# [What you should do]
Copy out the lines that have "totals" in them.

-- begin --

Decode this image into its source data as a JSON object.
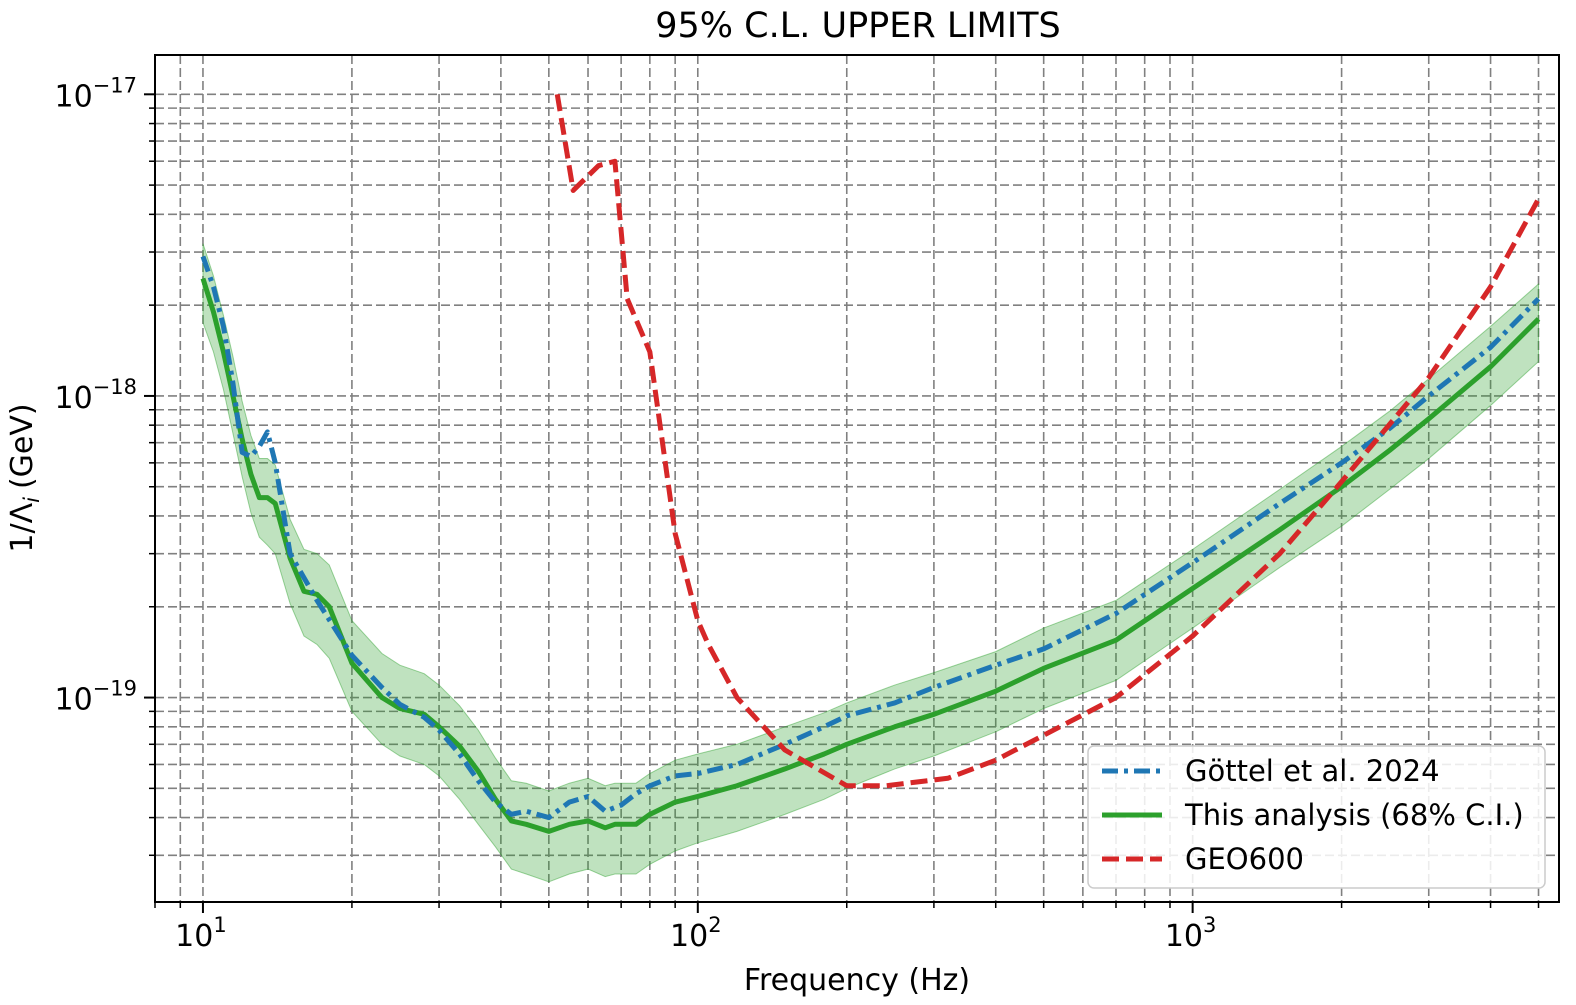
{
  "chart_data": {
    "type": "line",
    "title": "95% C.L. UPPER LIMITS",
    "xlabel": "Frequency (Hz)",
    "ylabel": "1/Λ",
    "ylabel_sub": "i",
    "ylabel_unit": "(GeV)",
    "x_scale": "log",
    "y_scale": "log",
    "xlim": [
      8,
      5500
    ],
    "ylim": [
      2.1e-20,
      1.35e-17
    ],
    "grid": "major and minor, dashed",
    "legend_position": "lower right",
    "x_ticks": [
      {
        "base": "10",
        "exp": "1",
        "value": 10
      },
      {
        "base": "10",
        "exp": "2",
        "value": 100
      },
      {
        "base": "10",
        "exp": "3",
        "value": 1000
      }
    ],
    "y_ticks": [
      {
        "base": "10",
        "exp": "−19",
        "value": 1e-19
      },
      {
        "base": "10",
        "exp": "−18",
        "value": 1e-18
      },
      {
        "base": "10",
        "exp": "−17",
        "value": 1e-17
      }
    ],
    "series": [
      {
        "name": "Göttel et al. 2024",
        "color": "#1f77b4",
        "style": "dashdot",
        "x": [
          10,
          10.5,
          11,
          11.5,
          12,
          12.5,
          13,
          13.5,
          14,
          15,
          17,
          20,
          23,
          25,
          28,
          30,
          33,
          36,
          39,
          42,
          45,
          50,
          55,
          60,
          65,
          70,
          75,
          80,
          90,
          100,
          120,
          150,
          180,
          200,
          250,
          300,
          400,
          500,
          700,
          1000,
          1500,
          2000,
          2500,
          3000,
          4000,
          5000
        ],
        "y": [
          2.9e-18,
          2.3e-18,
          1.7e-18,
          1.1e-18,
          6.5e-19,
          6.3e-19,
          6.8e-19,
          7.6e-19,
          6e-19,
          3e-19,
          2.1e-19,
          1.38e-19,
          1.08e-19,
          9.5e-20,
          8.6e-20,
          7.8e-20,
          6.5e-20,
          5.3e-20,
          4.5e-20,
          4.1e-20,
          4.2e-20,
          4e-20,
          4.5e-20,
          4.7e-20,
          4.2e-20,
          4.4e-20,
          4.8e-20,
          5.1e-20,
          5.5e-20,
          5.6e-20,
          6e-20,
          7e-20,
          8e-20,
          8.7e-20,
          9.6e-20,
          1.08e-19,
          1.28e-19,
          1.45e-19,
          1.9e-19,
          2.8e-19,
          4.4e-19,
          6e-19,
          7.8e-19,
          1e-18,
          1.45e-18,
          2.1e-18
        ]
      },
      {
        "name": "This analysis (68% C.I.)",
        "color": "#2ca02c",
        "style": "solid",
        "x": [
          10,
          10.5,
          11,
          11.5,
          12,
          12.5,
          13,
          13.5,
          14,
          15,
          16,
          17,
          18,
          20,
          23,
          25,
          28,
          30,
          33,
          36,
          39,
          42,
          45,
          50,
          55,
          60,
          65,
          68,
          72,
          75,
          80,
          90,
          100,
          120,
          150,
          180,
          200,
          250,
          300,
          400,
          500,
          700,
          1000,
          1500,
          2000,
          2500,
          3000,
          4000,
          5000
        ],
        "y": [
          2.45e-18,
          1.9e-18,
          1.4e-18,
          1e-18,
          7.2e-19,
          5.5e-19,
          4.6e-19,
          4.6e-19,
          4.4e-19,
          2.9e-19,
          2.25e-19,
          2.2e-19,
          2e-19,
          1.3e-19,
          1e-19,
          9.2e-20,
          8.8e-20,
          8e-20,
          6.9e-20,
          5.7e-20,
          4.6e-20,
          3.9e-20,
          3.8e-20,
          3.6e-20,
          3.8e-20,
          3.9e-20,
          3.7e-20,
          3.8e-20,
          3.8e-20,
          3.8e-20,
          4.1e-20,
          4.5e-20,
          4.7e-20,
          5.1e-20,
          5.8e-20,
          6.5e-20,
          7e-20,
          8e-20,
          8.8e-20,
          1.05e-19,
          1.25e-19,
          1.55e-19,
          2.3e-19,
          3.6e-19,
          5e-19,
          6.6e-19,
          8.4e-19,
          1.25e-18,
          1.8e-18
        ],
        "band_lower": [
          1.75e-18,
          1.4e-18,
          1.05e-18,
          7.5e-19,
          5.4e-19,
          4.1e-19,
          3.4e-19,
          3.2e-19,
          3e-19,
          2.05e-19,
          1.6e-19,
          1.5e-19,
          1.35e-19,
          9e-20,
          7e-20,
          6.4e-20,
          6e-20,
          5.5e-20,
          4.6e-20,
          3.8e-20,
          3.2e-20,
          2.7e-20,
          2.6e-20,
          2.45e-20,
          2.6e-20,
          2.7e-20,
          2.55e-20,
          2.6e-20,
          2.6e-20,
          2.6e-20,
          2.8e-20,
          3.1e-20,
          3.3e-20,
          3.6e-20,
          4.1e-20,
          4.6e-20,
          5e-20,
          5.8e-20,
          6.4e-20,
          7.7e-20,
          9.2e-20,
          1.14e-19,
          1.7e-19,
          2.7e-19,
          3.7e-19,
          4.9e-19,
          6.2e-19,
          9.3e-19,
          1.3e-18
        ],
        "band_upper": [
          3.2e-18,
          2.5e-18,
          1.85e-18,
          1.35e-18,
          9.6e-19,
          7.4e-19,
          6.2e-19,
          6.2e-19,
          5.9e-19,
          3.9e-19,
          3.1e-19,
          3e-19,
          2.75e-19,
          1.8e-19,
          1.4e-19,
          1.28e-19,
          1.2e-19,
          1.1e-19,
          9.4e-20,
          7.8e-20,
          6.3e-20,
          5.3e-20,
          5.2e-20,
          4.9e-20,
          5.2e-20,
          5.4e-20,
          5.1e-20,
          5.2e-20,
          5.2e-20,
          5.2e-20,
          5.6e-20,
          6.2e-20,
          6.5e-20,
          7e-20,
          8e-20,
          8.9e-20,
          9.6e-20,
          1.1e-19,
          1.21e-19,
          1.42e-19,
          1.7e-19,
          2.1e-19,
          3.1e-19,
          4.9e-19,
          6.8e-19,
          8.9e-19,
          1.14e-18,
          1.7e-18,
          2.35e-18
        ]
      },
      {
        "name": "GEO600",
        "color": "#d62728",
        "style": "dashed",
        "x": [
          52,
          56,
          63,
          68,
          72,
          80,
          90,
          100,
          105,
          120,
          150,
          200,
          240,
          320,
          400,
          500,
          700,
          1000,
          1500,
          2000,
          3000,
          4000,
          5000
        ],
        "y": [
          1e-17,
          4.8e-18,
          5.8e-18,
          6e-18,
          2.1e-18,
          1.4e-18,
          3.5e-19,
          1.8e-19,
          1.5e-19,
          1e-19,
          6.7e-20,
          5.1e-20,
          5.1e-20,
          5.4e-20,
          6.2e-20,
          7.5e-20,
          1e-19,
          1.6e-19,
          3e-19,
          5.2e-19,
          1.15e-18,
          2.3e-18,
          4.5e-18
        ]
      }
    ]
  }
}
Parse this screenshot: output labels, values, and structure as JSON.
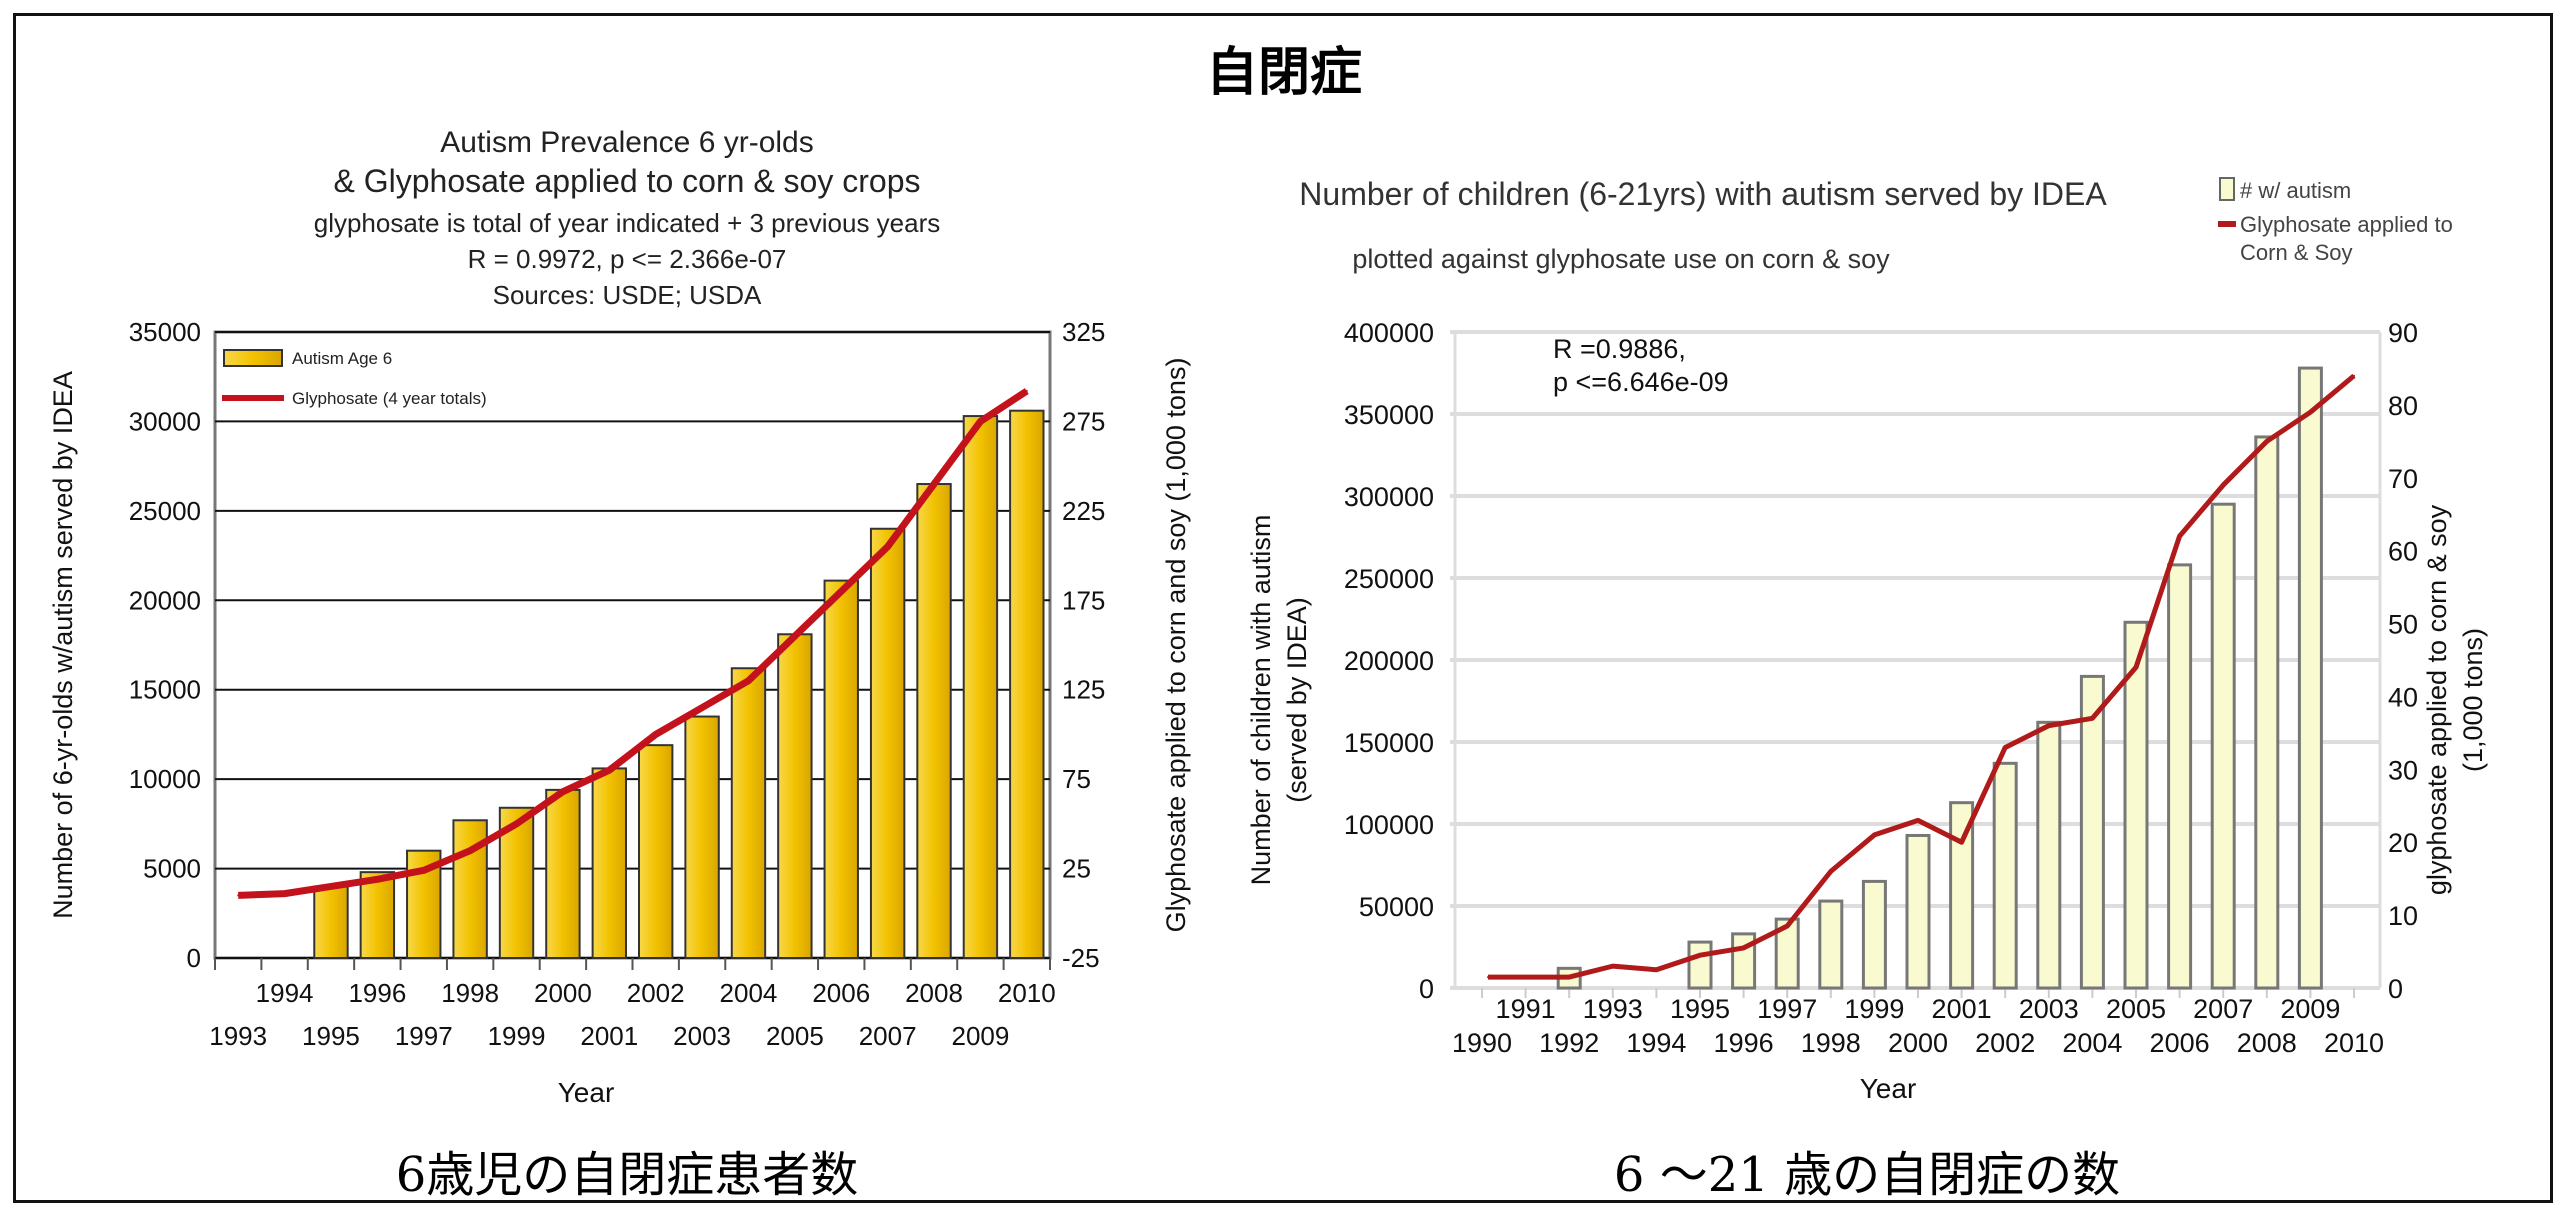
{
  "page_title": "自閉症",
  "captions": {
    "left": "6歳児の自閉症患者数",
    "right": "6 ～21 歳の自閉症の数"
  },
  "chart_data": [
    {
      "type": "bar",
      "title_lines": [
        "Autism Prevalence 6 yr-olds",
        "& Glyphosate applied to corn & soy crops",
        "glyphosate is total of year indicated + 3 previous years",
        "R = 0.9972, p <= 2.366e-07",
        "Sources: USDE; USDA"
      ],
      "xlabel": "Year",
      "ylabel": "Number of 6-yr-olds w/autism served by IDEA",
      "y2label": "Glyphosate applied to corn and soy (1,000 tons)",
      "categories": [
        "1993",
        "1994",
        "1995",
        "1996",
        "1997",
        "1998",
        "1999",
        "2000",
        "2001",
        "2002",
        "2003",
        "2004",
        "2005",
        "2006",
        "2007",
        "2008",
        "2009",
        "2010"
      ],
      "ylim": [
        0,
        35000
      ],
      "yticks": [
        0,
        5000,
        10000,
        15000,
        20000,
        25000,
        30000,
        35000
      ],
      "y2lim": [
        -25,
        325
      ],
      "y2ticks": [
        -25,
        25,
        75,
        125,
        175,
        225,
        275,
        325
      ],
      "legend": [
        "Autism Age 6",
        "Glyphosate (4 year totals)"
      ],
      "legend_position": "top-left",
      "series": [
        {
          "name": "Autism Age 6",
          "type": "bar",
          "axis": "left",
          "color": "#f2c200",
          "values": [
            null,
            null,
            4000,
            4800,
            6000,
            7700,
            8400,
            9400,
            10600,
            11900,
            13500,
            16200,
            18100,
            21100,
            24000,
            26500,
            30300,
            30600
          ]
        },
        {
          "name": "Glyphosate (4 year totals)",
          "type": "line",
          "axis": "right",
          "color": "#c4121c",
          "values": [
            10,
            11,
            15,
            19,
            24,
            35,
            50,
            68,
            80,
            100,
            115,
            130,
            155,
            180,
            205,
            240,
            275,
            292
          ]
        }
      ]
    },
    {
      "type": "bar",
      "title": "Number of children (6-21yrs) with autism served by IDEA",
      "subtitle": "plotted against glyphosate use on corn & soy",
      "annotation": [
        "R =0.9886,",
        "p <=6.646e-09"
      ],
      "xlabel": "Year",
      "ylabel": [
        "Number of children with autism",
        "(served by IDEA)"
      ],
      "y2label": [
        "glyphosate applied to corn & soy",
        "(1,000 tons)"
      ],
      "categories": [
        "1990",
        "1991",
        "1992",
        "1993",
        "1994",
        "1995",
        "1996",
        "1997",
        "1998",
        "1999",
        "2000",
        "2001",
        "2002",
        "2003",
        "2004",
        "2005",
        "2006",
        "2007",
        "2008",
        "2009",
        "2010"
      ],
      "ylim": [
        0,
        400000
      ],
      "yticks": [
        0,
        50000,
        100000,
        150000,
        200000,
        250000,
        300000,
        350000,
        400000
      ],
      "y2lim": [
        0,
        90
      ],
      "y2ticks": [
        0,
        10,
        20,
        30,
        40,
        50,
        60,
        70,
        80,
        90
      ],
      "legend": [
        "# w/ autism",
        "Glyphosate applied to",
        "Corn & Soy"
      ],
      "legend_position": "top-right",
      "series": [
        {
          "name": "# w/ autism",
          "type": "bar",
          "axis": "left",
          "color": "#fafad0",
          "values": [
            null,
            null,
            12000,
            null,
            null,
            28000,
            33000,
            42000,
            53000,
            65000,
            93000,
            113000,
            137000,
            162000,
            190000,
            223000,
            258000,
            295000,
            336000,
            378000,
            null
          ]
        },
        {
          "name": "Glyphosate applied to Corn & Soy",
          "type": "line",
          "axis": "right",
          "color": "#b01a1a",
          "values": [
            1.5,
            1.5,
            1.5,
            3,
            2.5,
            4.5,
            5.5,
            8.5,
            16,
            21,
            23,
            20,
            33,
            36,
            37,
            44,
            62,
            69,
            75,
            79,
            84
          ]
        }
      ]
    }
  ]
}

-- end --

# [Solution to this problem]
        "Glyphosate (4 year totals)"
          "name": "Glyphosate (4 year totals)",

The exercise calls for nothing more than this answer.